Task requirements: Your answer should be only a number: how many lines include the word "name".

▼▼▼

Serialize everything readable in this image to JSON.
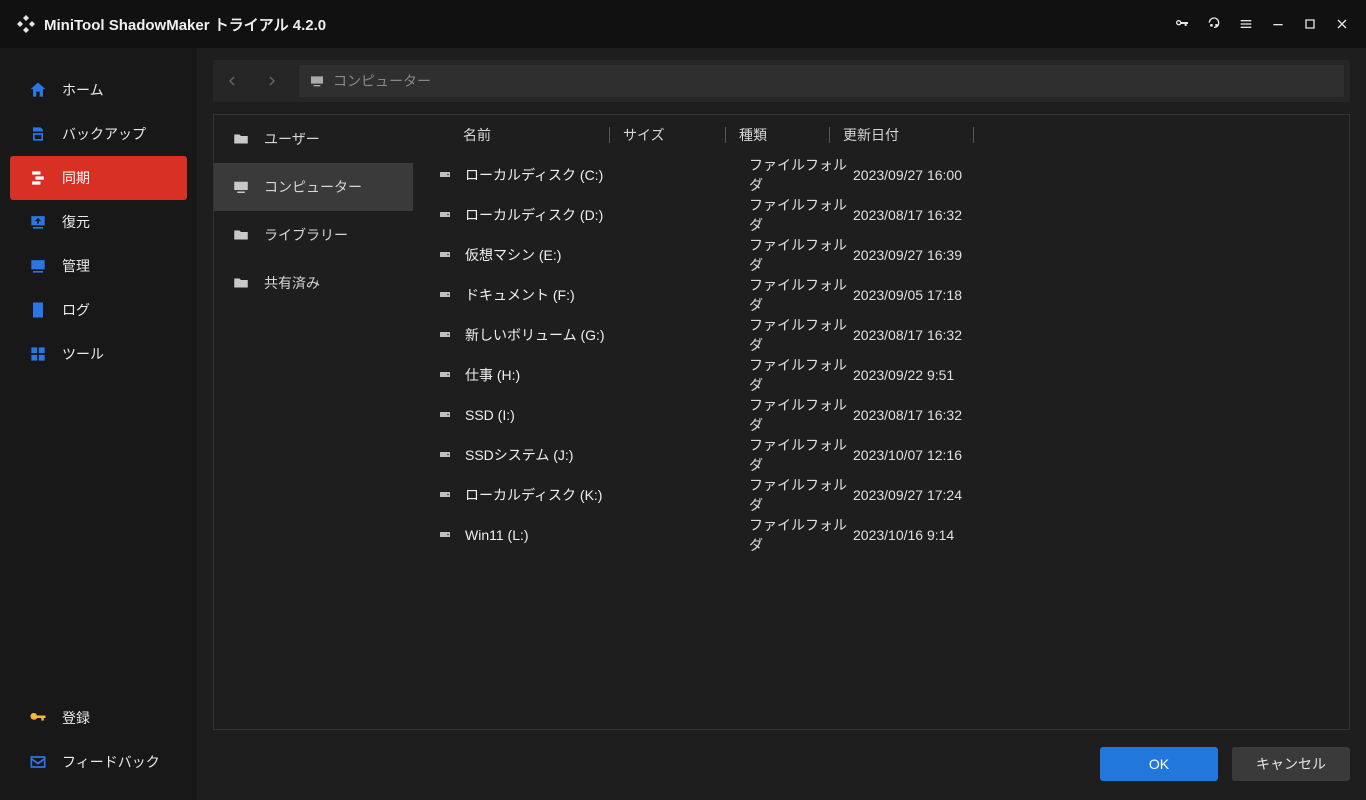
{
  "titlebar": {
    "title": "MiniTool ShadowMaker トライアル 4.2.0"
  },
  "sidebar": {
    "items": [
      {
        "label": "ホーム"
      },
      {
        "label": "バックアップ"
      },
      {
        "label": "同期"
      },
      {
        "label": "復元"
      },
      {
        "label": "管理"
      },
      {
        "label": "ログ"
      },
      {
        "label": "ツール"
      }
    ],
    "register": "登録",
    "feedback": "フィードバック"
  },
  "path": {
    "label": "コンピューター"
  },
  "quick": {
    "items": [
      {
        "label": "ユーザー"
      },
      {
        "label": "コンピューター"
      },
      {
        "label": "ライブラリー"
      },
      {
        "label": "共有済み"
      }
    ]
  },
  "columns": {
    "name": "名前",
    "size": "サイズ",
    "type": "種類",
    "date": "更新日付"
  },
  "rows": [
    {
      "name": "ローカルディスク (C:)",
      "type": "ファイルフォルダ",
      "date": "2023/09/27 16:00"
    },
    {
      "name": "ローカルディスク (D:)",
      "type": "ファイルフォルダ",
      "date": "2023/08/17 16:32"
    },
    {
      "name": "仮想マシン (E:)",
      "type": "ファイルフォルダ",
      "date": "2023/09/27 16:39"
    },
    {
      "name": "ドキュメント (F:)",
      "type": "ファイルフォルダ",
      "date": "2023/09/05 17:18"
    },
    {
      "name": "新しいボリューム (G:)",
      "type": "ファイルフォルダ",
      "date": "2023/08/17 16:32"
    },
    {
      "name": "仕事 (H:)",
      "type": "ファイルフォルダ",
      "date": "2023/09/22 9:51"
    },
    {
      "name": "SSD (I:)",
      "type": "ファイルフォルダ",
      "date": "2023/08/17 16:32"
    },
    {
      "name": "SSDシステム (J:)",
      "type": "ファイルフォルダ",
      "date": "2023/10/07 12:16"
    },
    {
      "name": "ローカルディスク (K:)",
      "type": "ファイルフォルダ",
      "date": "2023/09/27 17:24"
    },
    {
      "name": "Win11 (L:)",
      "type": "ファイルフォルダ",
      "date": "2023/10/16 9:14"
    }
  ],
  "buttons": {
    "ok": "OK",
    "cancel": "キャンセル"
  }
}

▲▲▲

Task result: 11